- YOUR OBJECTIVE
Locate each line in the records containing "Leunen". Copy it.

- Document page entries with text

┏━━

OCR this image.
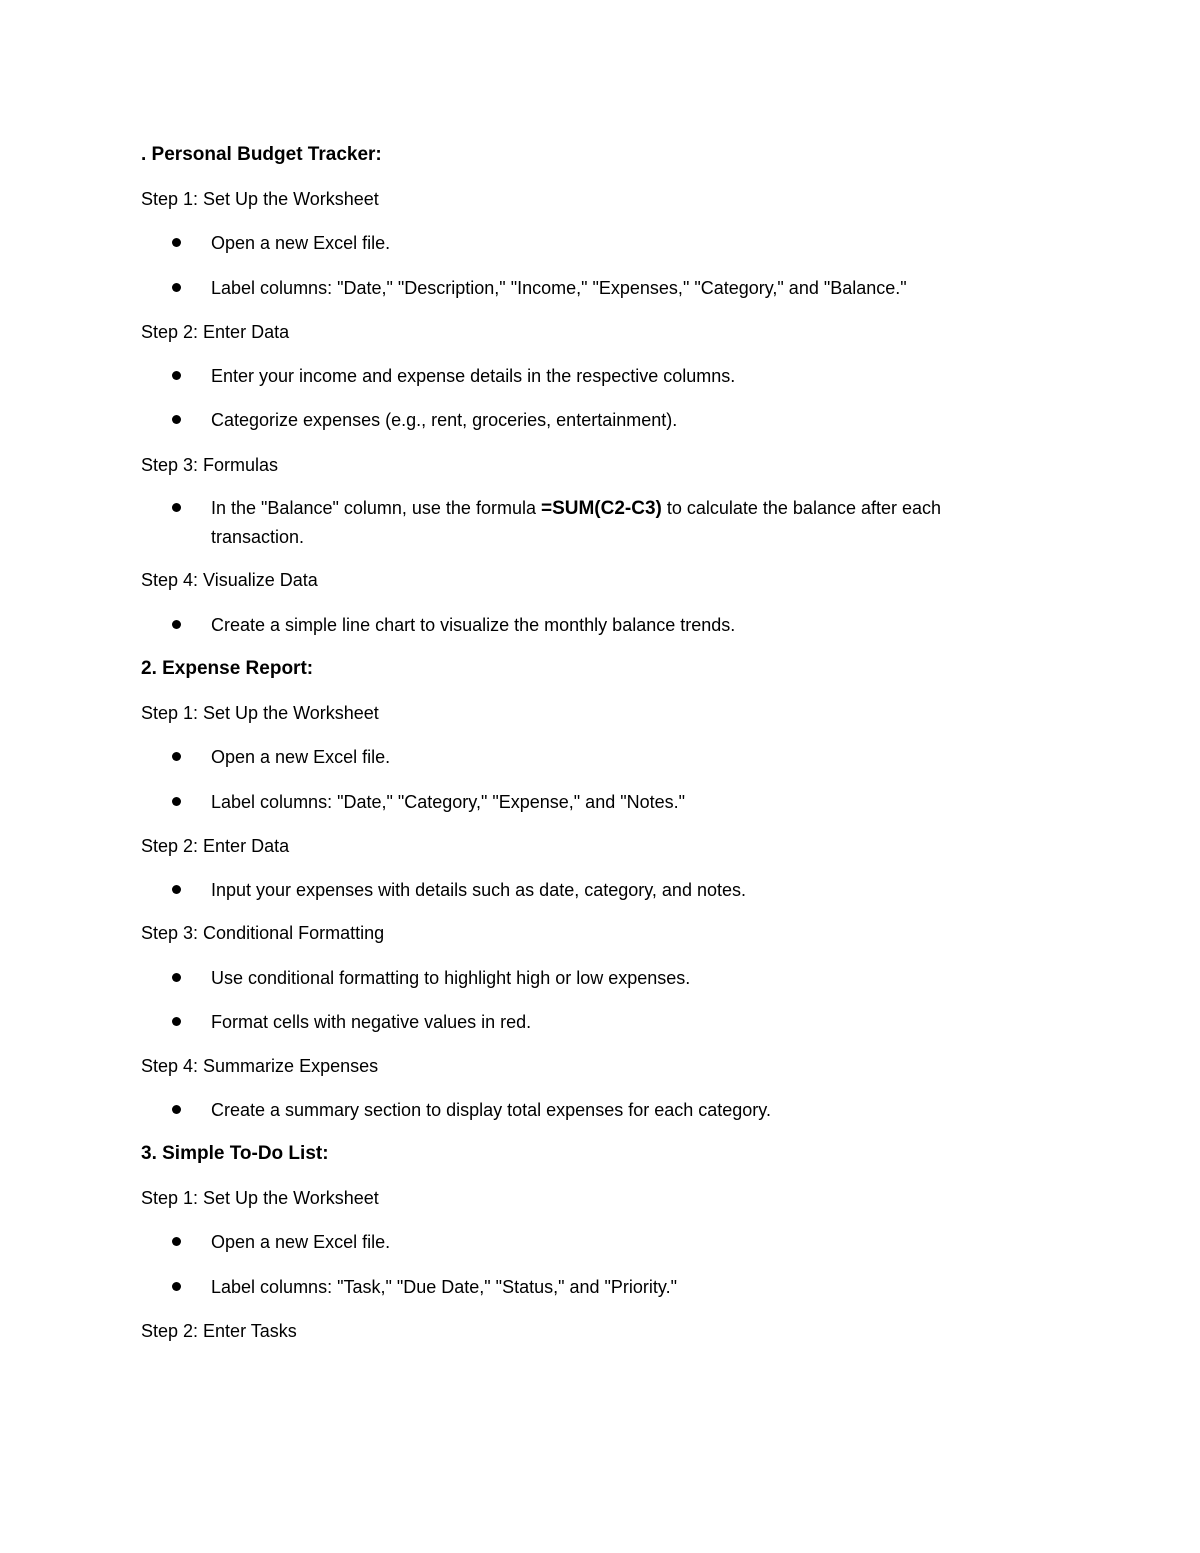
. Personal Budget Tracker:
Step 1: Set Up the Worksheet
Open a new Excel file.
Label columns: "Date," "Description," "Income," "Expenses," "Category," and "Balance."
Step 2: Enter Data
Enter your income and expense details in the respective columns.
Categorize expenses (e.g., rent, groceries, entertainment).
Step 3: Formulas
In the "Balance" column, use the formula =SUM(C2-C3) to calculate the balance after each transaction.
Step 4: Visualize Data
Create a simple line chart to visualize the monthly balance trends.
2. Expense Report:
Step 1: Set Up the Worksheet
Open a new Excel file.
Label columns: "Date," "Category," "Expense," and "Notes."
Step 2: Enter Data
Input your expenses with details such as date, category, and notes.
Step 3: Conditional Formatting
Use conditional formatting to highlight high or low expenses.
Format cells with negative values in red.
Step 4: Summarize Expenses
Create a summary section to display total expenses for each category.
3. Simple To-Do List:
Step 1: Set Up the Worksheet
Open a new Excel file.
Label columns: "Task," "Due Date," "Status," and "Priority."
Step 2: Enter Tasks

┗━━
┏━━

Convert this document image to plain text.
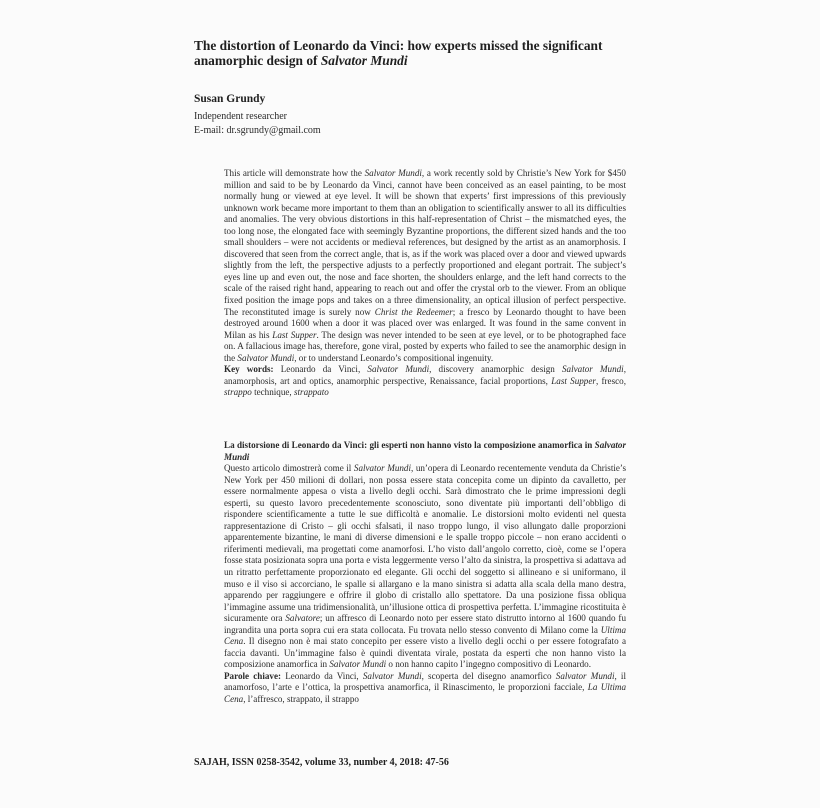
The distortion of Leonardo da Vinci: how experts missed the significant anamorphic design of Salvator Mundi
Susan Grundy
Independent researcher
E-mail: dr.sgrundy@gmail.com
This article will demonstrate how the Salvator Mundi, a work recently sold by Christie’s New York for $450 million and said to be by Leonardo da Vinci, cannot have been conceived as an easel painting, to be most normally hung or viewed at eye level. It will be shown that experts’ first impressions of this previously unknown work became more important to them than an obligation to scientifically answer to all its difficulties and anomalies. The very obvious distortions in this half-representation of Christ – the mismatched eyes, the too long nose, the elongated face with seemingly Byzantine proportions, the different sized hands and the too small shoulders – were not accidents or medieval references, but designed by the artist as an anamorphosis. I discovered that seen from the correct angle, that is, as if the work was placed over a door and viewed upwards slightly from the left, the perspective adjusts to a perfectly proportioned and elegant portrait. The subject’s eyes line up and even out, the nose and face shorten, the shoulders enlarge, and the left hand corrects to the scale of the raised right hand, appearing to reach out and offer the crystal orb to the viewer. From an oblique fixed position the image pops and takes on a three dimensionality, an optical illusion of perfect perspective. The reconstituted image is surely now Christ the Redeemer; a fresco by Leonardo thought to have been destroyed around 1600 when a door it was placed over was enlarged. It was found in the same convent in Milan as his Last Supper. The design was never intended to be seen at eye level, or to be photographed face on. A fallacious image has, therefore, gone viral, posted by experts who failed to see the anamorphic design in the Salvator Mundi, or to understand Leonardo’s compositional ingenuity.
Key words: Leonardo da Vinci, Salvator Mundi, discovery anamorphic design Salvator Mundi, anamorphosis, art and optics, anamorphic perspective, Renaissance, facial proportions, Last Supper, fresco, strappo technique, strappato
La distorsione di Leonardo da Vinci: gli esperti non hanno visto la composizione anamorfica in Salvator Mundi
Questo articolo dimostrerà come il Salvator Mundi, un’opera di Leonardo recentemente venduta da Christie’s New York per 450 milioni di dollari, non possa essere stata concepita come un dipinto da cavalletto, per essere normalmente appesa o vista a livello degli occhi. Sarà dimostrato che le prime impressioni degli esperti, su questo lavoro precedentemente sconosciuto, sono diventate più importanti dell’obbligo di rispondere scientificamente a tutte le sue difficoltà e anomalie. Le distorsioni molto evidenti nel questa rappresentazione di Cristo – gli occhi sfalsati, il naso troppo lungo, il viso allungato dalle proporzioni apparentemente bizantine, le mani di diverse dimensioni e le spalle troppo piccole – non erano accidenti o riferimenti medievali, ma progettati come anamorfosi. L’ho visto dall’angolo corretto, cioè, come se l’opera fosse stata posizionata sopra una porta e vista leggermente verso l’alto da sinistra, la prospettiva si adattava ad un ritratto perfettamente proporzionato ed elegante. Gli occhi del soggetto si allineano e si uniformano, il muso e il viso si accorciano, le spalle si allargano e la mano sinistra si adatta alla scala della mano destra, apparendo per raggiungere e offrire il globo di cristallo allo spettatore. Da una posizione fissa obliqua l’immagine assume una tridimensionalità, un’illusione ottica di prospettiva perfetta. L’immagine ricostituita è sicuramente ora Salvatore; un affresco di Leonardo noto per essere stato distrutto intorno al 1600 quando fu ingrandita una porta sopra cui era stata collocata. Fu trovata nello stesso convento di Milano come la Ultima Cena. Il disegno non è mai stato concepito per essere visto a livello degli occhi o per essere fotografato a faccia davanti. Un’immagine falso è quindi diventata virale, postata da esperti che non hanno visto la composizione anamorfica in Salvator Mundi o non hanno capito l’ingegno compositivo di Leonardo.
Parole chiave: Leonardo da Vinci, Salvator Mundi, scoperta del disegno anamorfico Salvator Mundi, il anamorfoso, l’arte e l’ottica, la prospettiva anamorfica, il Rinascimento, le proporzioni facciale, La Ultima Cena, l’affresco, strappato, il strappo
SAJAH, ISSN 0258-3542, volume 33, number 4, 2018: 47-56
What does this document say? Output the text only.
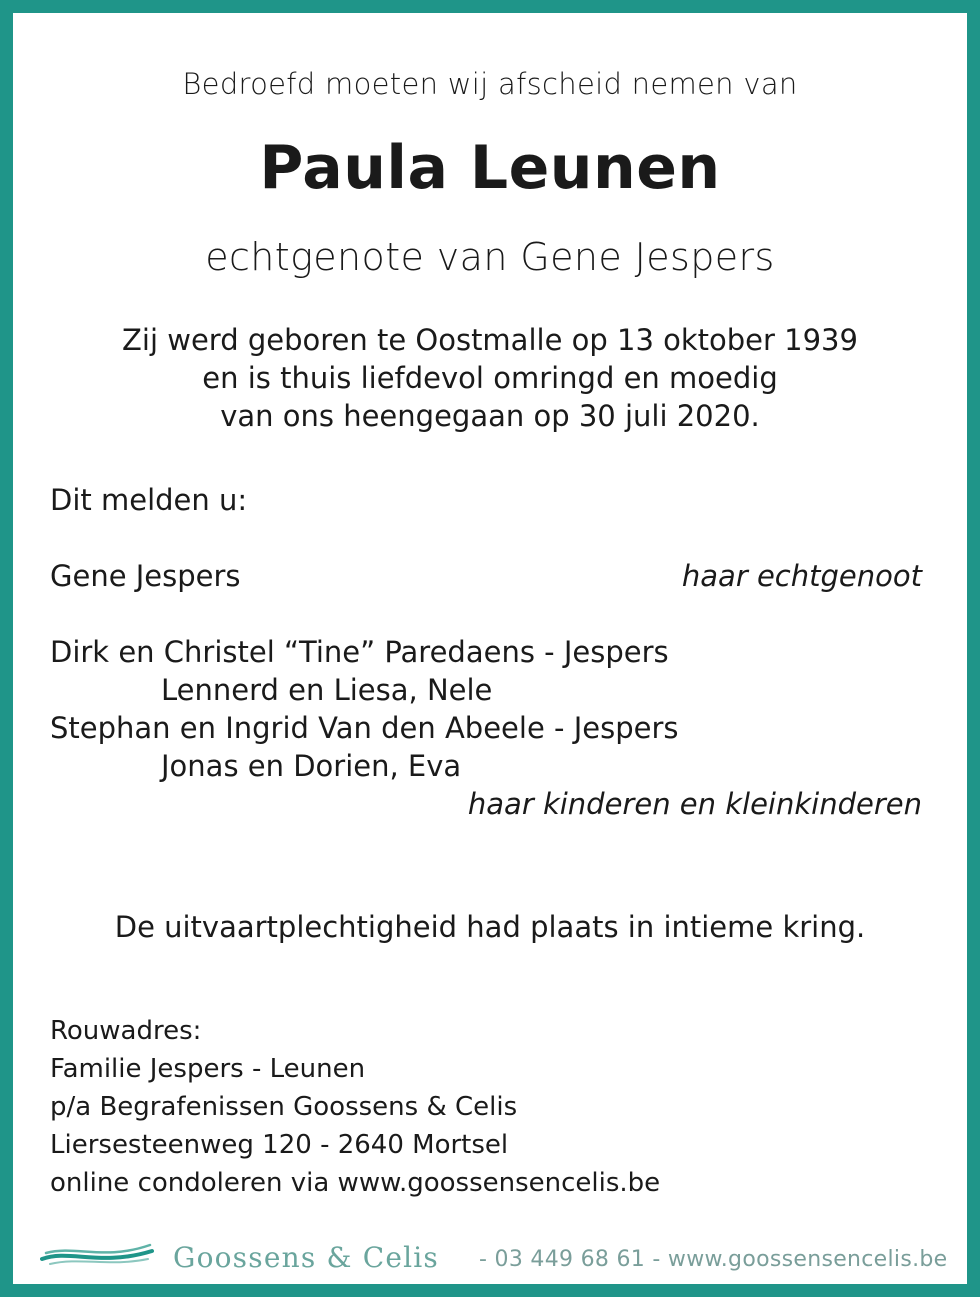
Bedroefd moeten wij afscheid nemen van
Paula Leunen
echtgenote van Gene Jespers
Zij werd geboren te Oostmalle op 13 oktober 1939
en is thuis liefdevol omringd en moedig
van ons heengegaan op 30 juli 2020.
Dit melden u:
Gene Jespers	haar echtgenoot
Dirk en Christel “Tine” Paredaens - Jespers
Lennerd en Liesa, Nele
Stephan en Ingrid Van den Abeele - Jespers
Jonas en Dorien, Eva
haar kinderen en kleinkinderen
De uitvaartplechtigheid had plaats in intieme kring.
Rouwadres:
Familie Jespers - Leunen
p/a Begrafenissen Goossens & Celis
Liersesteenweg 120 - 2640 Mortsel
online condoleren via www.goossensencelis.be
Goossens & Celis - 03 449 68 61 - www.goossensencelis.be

┗━━
┏━━

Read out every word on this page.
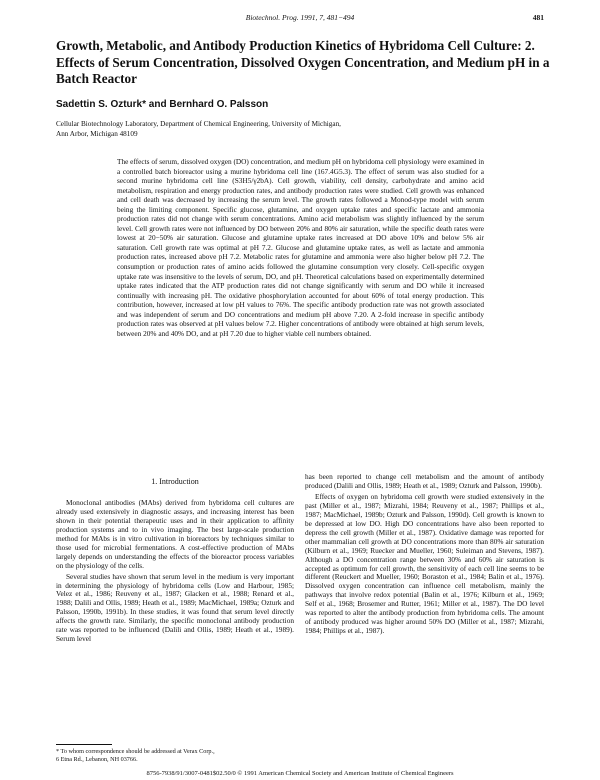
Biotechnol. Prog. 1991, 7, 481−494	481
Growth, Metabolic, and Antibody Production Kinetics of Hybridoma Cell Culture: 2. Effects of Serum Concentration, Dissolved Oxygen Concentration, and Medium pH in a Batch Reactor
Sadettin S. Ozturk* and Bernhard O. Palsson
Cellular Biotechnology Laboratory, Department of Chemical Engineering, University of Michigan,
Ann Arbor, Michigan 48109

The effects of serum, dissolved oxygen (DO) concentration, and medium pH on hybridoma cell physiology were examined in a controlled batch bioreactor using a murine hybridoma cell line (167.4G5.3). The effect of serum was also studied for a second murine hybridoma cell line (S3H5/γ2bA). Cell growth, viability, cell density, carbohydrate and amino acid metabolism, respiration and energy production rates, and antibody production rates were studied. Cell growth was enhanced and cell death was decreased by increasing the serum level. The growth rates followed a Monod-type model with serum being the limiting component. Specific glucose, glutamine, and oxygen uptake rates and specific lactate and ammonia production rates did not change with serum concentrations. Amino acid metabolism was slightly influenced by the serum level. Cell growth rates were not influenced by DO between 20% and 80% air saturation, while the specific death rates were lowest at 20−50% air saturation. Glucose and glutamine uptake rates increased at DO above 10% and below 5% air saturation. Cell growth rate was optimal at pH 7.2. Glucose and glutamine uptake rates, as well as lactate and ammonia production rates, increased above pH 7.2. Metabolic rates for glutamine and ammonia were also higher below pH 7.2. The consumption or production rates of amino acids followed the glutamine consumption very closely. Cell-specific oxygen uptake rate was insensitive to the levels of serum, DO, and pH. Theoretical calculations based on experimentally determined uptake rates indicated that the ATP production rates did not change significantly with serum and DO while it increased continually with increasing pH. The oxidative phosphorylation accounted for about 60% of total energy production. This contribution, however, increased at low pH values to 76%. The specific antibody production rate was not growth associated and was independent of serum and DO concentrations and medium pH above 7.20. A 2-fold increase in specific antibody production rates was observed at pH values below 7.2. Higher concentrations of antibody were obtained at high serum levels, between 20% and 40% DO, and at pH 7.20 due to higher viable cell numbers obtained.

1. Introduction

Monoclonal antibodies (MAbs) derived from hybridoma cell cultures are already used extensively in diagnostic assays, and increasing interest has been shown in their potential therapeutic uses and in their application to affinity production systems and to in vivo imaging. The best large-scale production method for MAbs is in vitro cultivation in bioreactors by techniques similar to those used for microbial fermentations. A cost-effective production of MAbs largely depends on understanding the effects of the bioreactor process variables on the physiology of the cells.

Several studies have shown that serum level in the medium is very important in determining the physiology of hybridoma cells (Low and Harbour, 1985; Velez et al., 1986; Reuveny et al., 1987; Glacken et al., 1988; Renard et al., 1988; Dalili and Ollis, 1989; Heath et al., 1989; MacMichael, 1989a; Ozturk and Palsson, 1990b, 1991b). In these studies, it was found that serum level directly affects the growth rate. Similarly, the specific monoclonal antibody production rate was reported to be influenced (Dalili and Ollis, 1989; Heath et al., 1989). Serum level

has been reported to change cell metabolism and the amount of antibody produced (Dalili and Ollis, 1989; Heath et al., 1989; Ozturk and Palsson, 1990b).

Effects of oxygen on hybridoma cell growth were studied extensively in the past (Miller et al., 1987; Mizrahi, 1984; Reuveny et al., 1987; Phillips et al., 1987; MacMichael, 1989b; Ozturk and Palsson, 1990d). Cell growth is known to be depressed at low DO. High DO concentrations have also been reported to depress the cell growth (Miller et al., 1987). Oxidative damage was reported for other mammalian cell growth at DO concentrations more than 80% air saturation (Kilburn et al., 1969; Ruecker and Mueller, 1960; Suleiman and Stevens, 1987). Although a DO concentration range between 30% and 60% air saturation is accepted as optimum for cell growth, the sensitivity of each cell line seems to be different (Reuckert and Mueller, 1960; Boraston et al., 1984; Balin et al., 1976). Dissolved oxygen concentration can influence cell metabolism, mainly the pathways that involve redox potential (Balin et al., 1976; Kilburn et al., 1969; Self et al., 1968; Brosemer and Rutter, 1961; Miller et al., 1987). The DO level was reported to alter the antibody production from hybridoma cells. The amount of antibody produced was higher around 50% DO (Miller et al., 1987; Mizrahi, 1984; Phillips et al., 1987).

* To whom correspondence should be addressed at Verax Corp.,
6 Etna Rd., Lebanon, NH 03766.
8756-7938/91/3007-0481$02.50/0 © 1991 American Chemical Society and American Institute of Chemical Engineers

┗━━

- ANSWER TO THE PROBLEM
Paula Leunen
Familie Jespers - Leunen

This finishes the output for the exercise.